**Short exercise:**
Copy out the lines from the one holding "cell: 21 <box>897 584 1112 608</box>" through the one holding "cell: 104 <box>897 562 1112 585</box>", both included, without changing a character.
-- start --
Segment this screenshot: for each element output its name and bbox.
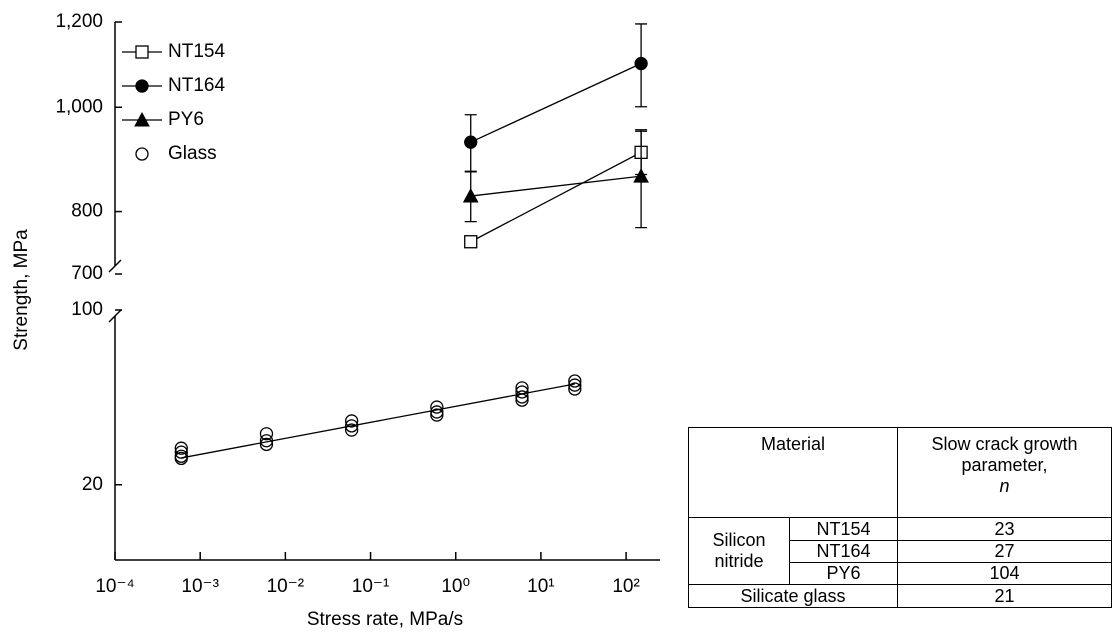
cell: 21 <box>897 584 1112 608</box>
header-cell: Slow crack growth parameter, n <box>897 427 1112 518</box>
marker <box>345 423 359 437</box>
table-row: Silicon nitride NT154 23 <box>688 517 1112 585</box>
cell: PY6 <box>789 562 898 585</box>
cell: Silicate glass <box>688 584 898 608</box>
marker <box>515 393 529 407</box>
marker <box>464 235 478 249</box>
y-tick-label: 100 <box>71 299 103 320</box>
cell: 104 <box>897 562 1112 585</box>
table-row: Silicate glass 21 <box>688 584 1112 608</box>
marker <box>515 390 529 404</box>
group-label: Silicon nitride <box>712 530 766 571</box>
series-line <box>470 175 642 197</box>
x-axis-label: Stress rate, MPa/s <box>307 609 463 630</box>
marker <box>634 56 648 71</box>
legend-marker <box>135 147 149 161</box>
cell: NT154 <box>789 517 898 541</box>
legend-marker <box>135 45 149 59</box>
y-tick-label: 800 <box>71 201 103 222</box>
marker <box>568 374 582 388</box>
legend-marker <box>135 79 149 93</box>
legend-label: PY6 <box>168 109 204 130</box>
group-cell: Silicon nitride <box>688 517 790 585</box>
y-tick-label: 1,200 <box>55 11 103 32</box>
x-tick-label: 10⁻² <box>267 576 305 597</box>
table: Material Slow crack growth parameter, n Si… <box>688 427 1112 608</box>
marker <box>430 408 444 422</box>
header-text: Slow crack growth <box>931 434 1078 454</box>
y-axis-label: Strength, MPa <box>11 229 32 351</box>
series-line <box>470 151 642 243</box>
marker <box>515 385 529 399</box>
marker <box>633 168 649 183</box>
x-tick-label: 10⁰ <box>441 576 470 597</box>
series-line <box>470 62 642 143</box>
marker <box>568 378 582 392</box>
legend-label: Glass <box>168 143 217 164</box>
header-text: n <box>999 476 1010 496</box>
x-tick-label: 10¹ <box>527 576 554 597</box>
header-cell: Material <box>688 427 898 518</box>
header-text: parameter, <box>961 455 1048 475</box>
marker <box>462 187 479 203</box>
x-tick-label: 10⁻³ <box>181 576 219 597</box>
marker <box>430 405 444 419</box>
x-tick-label: 10² <box>612 576 639 597</box>
fit-line <box>181 383 575 459</box>
marker <box>174 451 188 466</box>
marker <box>174 441 188 455</box>
legend-label: NT154 <box>168 41 225 62</box>
legend-marker <box>134 111 150 127</box>
cell: 27 <box>897 540 1112 563</box>
y-tick-label: 20 <box>82 474 103 495</box>
marker <box>259 434 274 448</box>
marker <box>345 419 359 433</box>
marker <box>568 382 582 396</box>
marker <box>345 414 359 428</box>
y-tick-label: 700 <box>71 263 103 284</box>
axis-break <box>108 259 122 323</box>
marker <box>174 445 188 459</box>
cell: 23 <box>897 517 1112 541</box>
marker <box>259 437 274 452</box>
legend-label: NT164 <box>168 75 225 96</box>
table-header: Material Slow crack growth parameter, n <box>688 427 1112 518</box>
cell: NT164 <box>789 540 898 563</box>
marker <box>430 400 444 414</box>
x-tick-label: 10⁻¹ <box>352 576 390 597</box>
marker <box>259 427 274 441</box>
x-tick-label: 10⁻⁴ <box>95 576 134 597</box>
marker <box>464 135 478 149</box>
y-tick-label: 1,000 <box>55 96 103 117</box>
header-text: Material <box>760 434 826 454</box>
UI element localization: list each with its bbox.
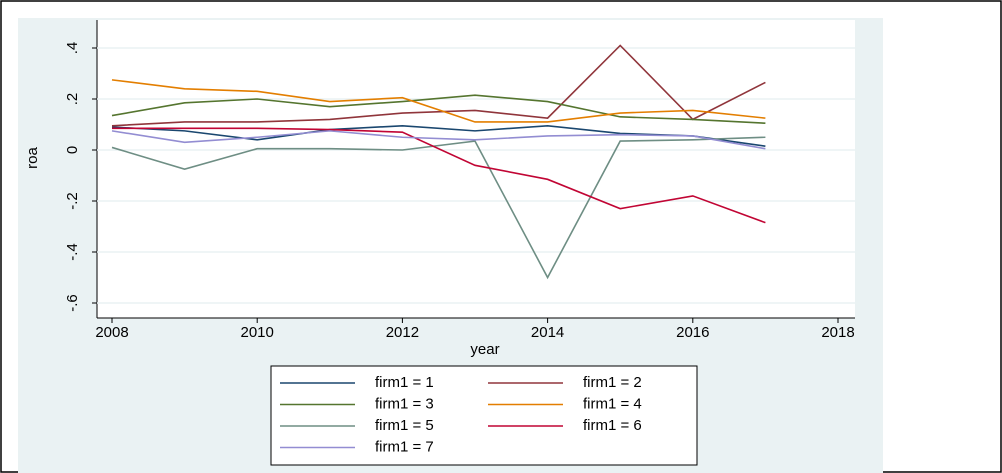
series-line xyxy=(111,44,766,127)
legend-label: firm1 = 3 xyxy=(375,395,434,412)
legend xyxy=(270,365,698,466)
y-tick-label: 0 xyxy=(64,146,81,154)
y-tick-label: .4 xyxy=(64,42,81,55)
series-line xyxy=(111,94,766,125)
y-tick-label: .2 xyxy=(64,93,81,106)
legend-label: firm1 = 4 xyxy=(583,395,642,412)
y-tick-label: -.2 xyxy=(64,192,81,210)
x-tick-label: 2016 xyxy=(676,324,709,341)
y-tick-label: -.4 xyxy=(64,243,81,261)
series-line xyxy=(112,127,766,224)
y-tick-label: -.6 xyxy=(64,294,81,312)
series-line xyxy=(111,130,766,150)
legend-label: firm1 = 6 xyxy=(583,417,642,434)
x-tick-label: 2018 xyxy=(821,324,854,341)
x-tick-label: 2010 xyxy=(241,324,274,341)
series-line xyxy=(111,79,766,123)
legend-label: firm1 = 5 xyxy=(375,417,434,434)
x-tick-label: 2012 xyxy=(386,324,419,341)
legend-label: firm1 = 1 xyxy=(375,374,434,391)
x-axis-label: year xyxy=(470,341,499,358)
series-line xyxy=(111,136,766,280)
y-axis-label: roa xyxy=(24,147,41,169)
plot-region xyxy=(97,20,855,318)
legend-label: firm1 = 7 xyxy=(375,438,434,455)
legend-label: firm1 = 2 xyxy=(583,374,642,391)
x-tick-label: 2014 xyxy=(531,324,564,341)
x-tick-label: 2008 xyxy=(95,324,128,341)
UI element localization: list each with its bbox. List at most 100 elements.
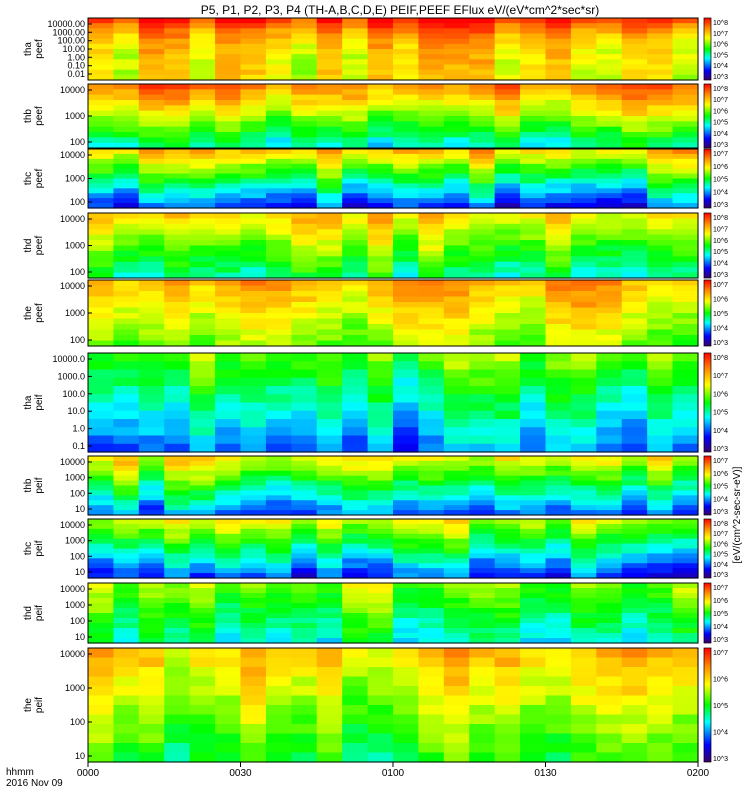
-- end --
**Result below:**
cell: 21 <box>897 584 1112 608</box>
header-cell: Slow crack growth parameter, n <box>897 427 1112 518</box>
marker <box>345 423 359 437</box>
table-row: Silicon nitride NT154 23 <box>688 517 1112 585</box>
cell: PY6 <box>789 562 898 585</box>
cell: Silicate glass <box>688 584 898 608</box>
marker <box>515 393 529 407</box>
marker <box>464 235 478 249</box>
y-tick-label: 100 <box>71 299 103 320</box>
cell: 104 <box>897 562 1112 585</box>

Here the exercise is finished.